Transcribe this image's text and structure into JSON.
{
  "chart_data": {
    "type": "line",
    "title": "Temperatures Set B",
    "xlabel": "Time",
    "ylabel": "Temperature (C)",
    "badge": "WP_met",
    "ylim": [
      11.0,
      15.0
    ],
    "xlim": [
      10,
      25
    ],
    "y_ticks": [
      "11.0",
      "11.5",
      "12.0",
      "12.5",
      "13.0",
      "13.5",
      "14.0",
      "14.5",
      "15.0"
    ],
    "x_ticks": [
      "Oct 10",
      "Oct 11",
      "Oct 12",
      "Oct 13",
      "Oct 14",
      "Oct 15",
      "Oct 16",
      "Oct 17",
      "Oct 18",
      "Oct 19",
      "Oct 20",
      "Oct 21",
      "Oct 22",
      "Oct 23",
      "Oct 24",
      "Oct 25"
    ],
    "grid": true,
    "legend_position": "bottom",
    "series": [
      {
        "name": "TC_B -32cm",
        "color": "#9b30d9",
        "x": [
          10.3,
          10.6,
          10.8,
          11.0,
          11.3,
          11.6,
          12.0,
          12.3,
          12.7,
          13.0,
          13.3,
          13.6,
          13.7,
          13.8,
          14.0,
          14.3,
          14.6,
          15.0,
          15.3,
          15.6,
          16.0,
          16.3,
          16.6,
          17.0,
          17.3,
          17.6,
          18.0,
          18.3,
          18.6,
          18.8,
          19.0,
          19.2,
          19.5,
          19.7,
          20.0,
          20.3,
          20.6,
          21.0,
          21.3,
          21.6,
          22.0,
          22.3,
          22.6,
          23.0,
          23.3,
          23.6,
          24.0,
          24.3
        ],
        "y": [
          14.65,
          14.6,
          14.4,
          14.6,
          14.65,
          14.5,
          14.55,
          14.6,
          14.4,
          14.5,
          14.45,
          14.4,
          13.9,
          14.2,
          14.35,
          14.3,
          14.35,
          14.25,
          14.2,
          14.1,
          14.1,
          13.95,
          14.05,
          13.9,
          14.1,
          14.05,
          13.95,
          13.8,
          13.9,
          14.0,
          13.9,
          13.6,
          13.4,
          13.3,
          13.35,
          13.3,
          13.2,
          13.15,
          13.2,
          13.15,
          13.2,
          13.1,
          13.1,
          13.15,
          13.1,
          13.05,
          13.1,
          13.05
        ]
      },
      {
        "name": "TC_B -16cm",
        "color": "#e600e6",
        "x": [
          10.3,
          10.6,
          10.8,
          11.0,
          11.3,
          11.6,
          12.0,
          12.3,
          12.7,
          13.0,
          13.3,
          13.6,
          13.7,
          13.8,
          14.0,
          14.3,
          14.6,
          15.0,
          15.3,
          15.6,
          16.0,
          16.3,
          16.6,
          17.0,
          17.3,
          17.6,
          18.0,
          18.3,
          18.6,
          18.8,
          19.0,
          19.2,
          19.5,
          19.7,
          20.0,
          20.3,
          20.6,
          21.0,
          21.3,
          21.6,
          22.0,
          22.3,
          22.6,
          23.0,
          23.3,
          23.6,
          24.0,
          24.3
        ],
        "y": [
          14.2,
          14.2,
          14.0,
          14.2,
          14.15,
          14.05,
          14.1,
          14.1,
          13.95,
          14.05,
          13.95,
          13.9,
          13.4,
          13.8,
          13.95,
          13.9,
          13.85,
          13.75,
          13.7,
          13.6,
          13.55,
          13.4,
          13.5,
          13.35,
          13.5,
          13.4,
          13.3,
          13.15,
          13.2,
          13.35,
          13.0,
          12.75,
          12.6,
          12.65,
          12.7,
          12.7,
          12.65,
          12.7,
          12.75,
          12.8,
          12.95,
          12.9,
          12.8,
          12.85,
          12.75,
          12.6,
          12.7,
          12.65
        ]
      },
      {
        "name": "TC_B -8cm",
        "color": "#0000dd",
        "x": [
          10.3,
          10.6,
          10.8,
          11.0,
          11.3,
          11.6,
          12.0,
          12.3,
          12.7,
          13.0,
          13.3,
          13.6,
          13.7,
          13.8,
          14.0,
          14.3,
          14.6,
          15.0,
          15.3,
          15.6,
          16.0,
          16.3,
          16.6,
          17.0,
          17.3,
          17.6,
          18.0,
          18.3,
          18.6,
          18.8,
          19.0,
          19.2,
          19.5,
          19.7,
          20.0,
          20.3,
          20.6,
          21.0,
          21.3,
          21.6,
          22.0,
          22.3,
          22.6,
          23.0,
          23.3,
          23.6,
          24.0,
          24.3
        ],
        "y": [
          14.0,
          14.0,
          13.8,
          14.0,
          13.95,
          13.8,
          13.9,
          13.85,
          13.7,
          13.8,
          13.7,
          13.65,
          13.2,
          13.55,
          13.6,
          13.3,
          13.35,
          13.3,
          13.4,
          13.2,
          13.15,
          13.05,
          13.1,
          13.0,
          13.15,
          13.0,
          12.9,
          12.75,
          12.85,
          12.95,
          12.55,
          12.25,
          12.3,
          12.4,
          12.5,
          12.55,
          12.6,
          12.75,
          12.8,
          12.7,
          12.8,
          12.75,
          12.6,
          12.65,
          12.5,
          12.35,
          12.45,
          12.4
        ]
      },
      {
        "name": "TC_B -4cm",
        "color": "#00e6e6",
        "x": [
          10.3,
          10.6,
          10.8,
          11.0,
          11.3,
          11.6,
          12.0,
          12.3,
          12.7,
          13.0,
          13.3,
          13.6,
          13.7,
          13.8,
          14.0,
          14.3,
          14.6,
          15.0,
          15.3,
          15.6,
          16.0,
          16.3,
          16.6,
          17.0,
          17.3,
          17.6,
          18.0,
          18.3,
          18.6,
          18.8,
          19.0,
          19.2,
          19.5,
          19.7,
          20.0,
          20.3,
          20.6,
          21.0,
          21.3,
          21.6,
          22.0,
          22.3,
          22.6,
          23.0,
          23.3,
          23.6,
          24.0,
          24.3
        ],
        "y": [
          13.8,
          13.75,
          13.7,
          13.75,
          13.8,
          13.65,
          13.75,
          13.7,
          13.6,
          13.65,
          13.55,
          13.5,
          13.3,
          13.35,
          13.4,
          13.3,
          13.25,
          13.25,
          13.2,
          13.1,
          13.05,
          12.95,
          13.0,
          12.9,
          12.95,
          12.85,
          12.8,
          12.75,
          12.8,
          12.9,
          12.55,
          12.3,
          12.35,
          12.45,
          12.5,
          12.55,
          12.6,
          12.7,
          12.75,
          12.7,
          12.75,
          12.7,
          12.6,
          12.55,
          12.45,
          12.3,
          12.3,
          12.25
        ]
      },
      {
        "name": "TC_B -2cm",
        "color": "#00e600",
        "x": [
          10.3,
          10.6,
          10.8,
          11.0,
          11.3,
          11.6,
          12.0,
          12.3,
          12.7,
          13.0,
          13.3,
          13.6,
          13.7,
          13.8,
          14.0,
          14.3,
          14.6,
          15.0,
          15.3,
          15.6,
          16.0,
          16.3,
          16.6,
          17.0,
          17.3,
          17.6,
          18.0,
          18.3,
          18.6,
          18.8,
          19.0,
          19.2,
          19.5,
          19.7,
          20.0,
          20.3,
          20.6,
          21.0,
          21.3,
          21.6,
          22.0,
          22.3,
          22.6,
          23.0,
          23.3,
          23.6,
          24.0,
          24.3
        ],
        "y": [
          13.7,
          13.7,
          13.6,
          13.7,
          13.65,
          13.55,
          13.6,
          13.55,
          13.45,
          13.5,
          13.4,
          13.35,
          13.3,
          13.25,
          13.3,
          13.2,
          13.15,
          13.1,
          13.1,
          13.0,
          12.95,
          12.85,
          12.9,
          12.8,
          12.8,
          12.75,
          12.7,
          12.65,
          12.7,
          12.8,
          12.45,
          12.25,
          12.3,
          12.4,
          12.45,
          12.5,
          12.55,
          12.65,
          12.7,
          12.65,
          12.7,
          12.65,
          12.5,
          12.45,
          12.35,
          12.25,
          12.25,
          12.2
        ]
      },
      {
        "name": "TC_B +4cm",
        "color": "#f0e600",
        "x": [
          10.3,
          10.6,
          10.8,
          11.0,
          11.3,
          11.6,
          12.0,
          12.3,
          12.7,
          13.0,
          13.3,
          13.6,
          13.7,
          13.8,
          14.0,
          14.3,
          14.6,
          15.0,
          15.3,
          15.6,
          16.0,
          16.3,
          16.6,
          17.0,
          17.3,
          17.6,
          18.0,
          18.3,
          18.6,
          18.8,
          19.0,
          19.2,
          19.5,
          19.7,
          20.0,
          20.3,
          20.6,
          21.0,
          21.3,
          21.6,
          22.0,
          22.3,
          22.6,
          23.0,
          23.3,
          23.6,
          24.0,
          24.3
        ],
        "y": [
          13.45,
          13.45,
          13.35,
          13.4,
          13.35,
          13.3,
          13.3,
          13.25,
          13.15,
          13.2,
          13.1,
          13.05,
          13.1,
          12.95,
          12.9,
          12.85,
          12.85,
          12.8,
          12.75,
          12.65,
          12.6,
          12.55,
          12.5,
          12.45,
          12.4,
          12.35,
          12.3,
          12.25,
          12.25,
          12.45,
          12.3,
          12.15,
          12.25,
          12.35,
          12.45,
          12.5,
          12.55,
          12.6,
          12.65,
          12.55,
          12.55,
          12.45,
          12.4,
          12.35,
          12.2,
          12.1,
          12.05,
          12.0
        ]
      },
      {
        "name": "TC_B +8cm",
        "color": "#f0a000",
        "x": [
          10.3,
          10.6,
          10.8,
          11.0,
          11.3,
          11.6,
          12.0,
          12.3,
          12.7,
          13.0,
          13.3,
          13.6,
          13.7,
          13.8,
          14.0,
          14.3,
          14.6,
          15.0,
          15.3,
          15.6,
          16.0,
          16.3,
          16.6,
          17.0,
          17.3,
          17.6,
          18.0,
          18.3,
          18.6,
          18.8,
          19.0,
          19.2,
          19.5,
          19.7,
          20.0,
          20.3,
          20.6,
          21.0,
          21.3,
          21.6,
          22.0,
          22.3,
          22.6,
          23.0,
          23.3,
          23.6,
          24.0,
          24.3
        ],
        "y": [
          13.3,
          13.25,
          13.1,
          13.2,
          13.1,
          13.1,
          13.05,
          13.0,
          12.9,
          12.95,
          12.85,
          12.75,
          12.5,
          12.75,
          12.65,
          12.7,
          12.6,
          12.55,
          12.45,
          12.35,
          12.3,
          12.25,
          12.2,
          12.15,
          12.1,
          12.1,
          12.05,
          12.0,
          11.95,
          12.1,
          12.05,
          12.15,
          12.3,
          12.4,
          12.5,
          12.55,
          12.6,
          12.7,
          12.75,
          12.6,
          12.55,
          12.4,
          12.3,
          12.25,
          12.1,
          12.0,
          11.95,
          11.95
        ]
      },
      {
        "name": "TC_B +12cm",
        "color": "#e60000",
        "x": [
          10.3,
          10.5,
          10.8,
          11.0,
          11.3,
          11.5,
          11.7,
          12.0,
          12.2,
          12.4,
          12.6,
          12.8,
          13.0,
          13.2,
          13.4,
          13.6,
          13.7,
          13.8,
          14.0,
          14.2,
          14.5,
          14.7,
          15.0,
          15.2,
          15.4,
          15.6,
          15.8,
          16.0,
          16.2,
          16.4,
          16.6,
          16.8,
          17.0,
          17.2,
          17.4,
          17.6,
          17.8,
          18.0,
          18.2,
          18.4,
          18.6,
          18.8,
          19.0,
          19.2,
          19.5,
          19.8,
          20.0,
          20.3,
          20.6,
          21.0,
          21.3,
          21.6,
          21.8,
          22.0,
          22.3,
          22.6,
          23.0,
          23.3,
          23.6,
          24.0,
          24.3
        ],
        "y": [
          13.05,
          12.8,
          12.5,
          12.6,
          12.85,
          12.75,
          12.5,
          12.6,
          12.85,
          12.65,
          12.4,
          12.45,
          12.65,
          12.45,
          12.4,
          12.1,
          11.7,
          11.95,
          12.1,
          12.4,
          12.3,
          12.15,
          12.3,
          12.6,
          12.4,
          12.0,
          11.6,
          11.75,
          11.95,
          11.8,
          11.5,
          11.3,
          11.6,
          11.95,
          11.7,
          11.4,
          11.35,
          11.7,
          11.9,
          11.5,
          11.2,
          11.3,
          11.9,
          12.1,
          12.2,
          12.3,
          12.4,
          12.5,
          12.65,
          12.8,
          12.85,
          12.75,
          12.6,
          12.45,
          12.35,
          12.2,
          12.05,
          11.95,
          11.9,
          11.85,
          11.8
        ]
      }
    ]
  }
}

++++++++

◆ **Given instruction**
State the count of lines in the data holding the word "color", adding nothing to it.

◆ **Task output**
8